▶ Exercise directions
From the records below, pull each line that has "asparagus".

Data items
···
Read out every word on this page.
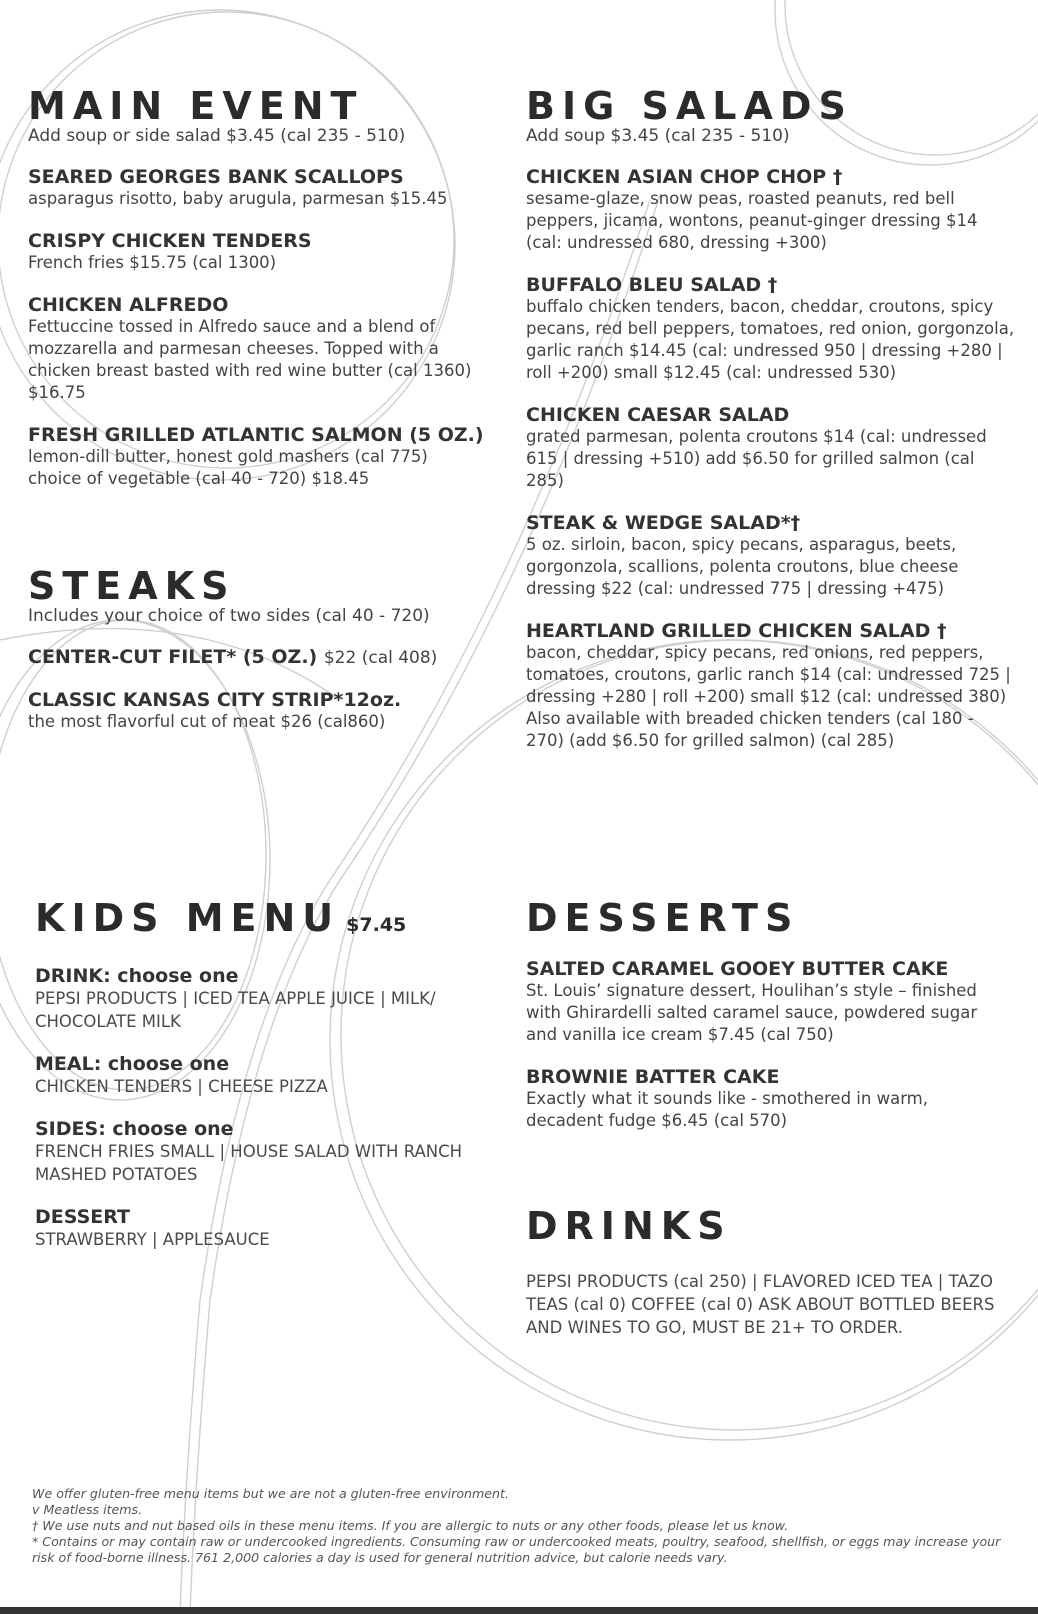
MAIN EVENT

Add soup or side salad $3.45 (cal 235 - 510)

SEARED GEORGES BANK SCALLOPS

asparagus risotto, baby arugula, parmesan $15.45

CRISPY CHICKEN TENDERS

French fries $15.75 (cal 1300)

CHICKEN ALFREDO

Fettuccine tossed in Alfredo sauce and a blend of mozzarella and parmesan cheeses. Topped with a chicken breast basted with red wine butter (cal 1360) $16.75

FRESH GRILLED ATLANTIC SALMON (5 OZ.)

lemon-dill butter, honest gold mashers (cal 775) choice of vegetable (cal 40 - 720) $18.45

STEAKS

Includes your choice of two sides (cal 40 - 720)

CENTER-CUT FILET* (5 OZ.) $22 (cal 408)

CLASSIC KANSAS CITY STRIP*12oz.

the most flavorful cut of meat $26 (cal860)

BIG SALADS

Add soup $3.45 (cal 235 - 510)

CHICKEN ASIAN CHOP CHOP †

sesame-glaze, snow peas, roasted peanuts, red bell peppers, jicama, wontons, peanut-ginger dressing $14 (cal: undressed 680, dressing +300)

BUFFALO BLEU SALAD †

buffalo chicken tenders, bacon, cheddar, croutons, spicy pecans, red bell peppers, tomatoes, red onion, gorgonzola, garlic ranch $14.45 (cal: undressed 950 | dressing +280 | roll +200) small $12.45 (cal: undressed 530)

CHICKEN CAESAR SALAD

grated parmesan, polenta croutons $14 (cal: undressed 615 | dressing +510) add $6.50 for grilled salmon (cal 285)

STEAK & WEDGE SALAD*†

5 oz. sirloin, bacon, spicy pecans, asparagus, beets, gorgonzola, scallions, polenta croutons, blue cheese dressing $22 (cal: undressed 775 | dressing +475)

HEARTLAND GRILLED CHICKEN SALAD †

bacon, cheddar, spicy pecans, red onions, red peppers, tomatoes, croutons, garlic ranch $14 (cal: undressed 725 | dressing +280 | roll +200) small $12 (cal: undressed 380) Also available with breaded chicken tenders (cal 180 - 270) (add $6.50 for grilled salmon) (cal 285)

KIDS MENU $7.45

DRINK: choose one

PEPSI PRODUCTS | ICED TEA APPLE JUICE | MILK/ CHOCOLATE MILK

MEAL: choose one

CHICKEN TENDERS | CHEESE PIZZA

SIDES: choose one

FRENCH FRIES SMALL | HOUSE SALAD WITH RANCH MASHED POTATOES

DESSERT

STRAWBERRY | APPLESAUCE

DESSERTS

SALTED CARAMEL GOOEY BUTTER CAKE

St. Louis’ signature dessert, Houlihan’s style – finished with Ghirardelli salted caramel sauce, powdered sugar and vanilla ice cream $7.45 (cal 750)

BROWNIE BATTER CAKE

Exactly what it sounds like - smothered in warm, decadent fudge $6.45 (cal 570)

DRINKS

PEPSI PRODUCTS (cal 250) | FLAVORED ICED TEA | TAZO TEAS (cal 0) COFFEE (cal 0) ASK ABOUT BOTTLED BEERS AND WINES TO GO, MUST BE 21+ TO ORDER.

We offer gluten-free menu items but we are not a gluten-free environment.

v Meatless items.

† We use nuts and nut based oils in these menu items. If you are allergic to nuts or any other foods, please let us know.

* Contains or may contain raw or undercooked ingredients. Consuming raw or undercooked meats, poultry, seafood, shellfish, or eggs may increase your risk of food-borne illness. 761 2,000 calories a day is used for general nutrition advice, but calorie needs vary.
···
▶ Output of the exercise
asparagus risotto, baby arugula, parmesan $15.45
5 oz. sirloin, bacon, spicy pecans, asparagus, beets, gorgonzola, scallions, polenta croutons, blue cheese dressing $22 (cal: undressed 775 | dressing +475)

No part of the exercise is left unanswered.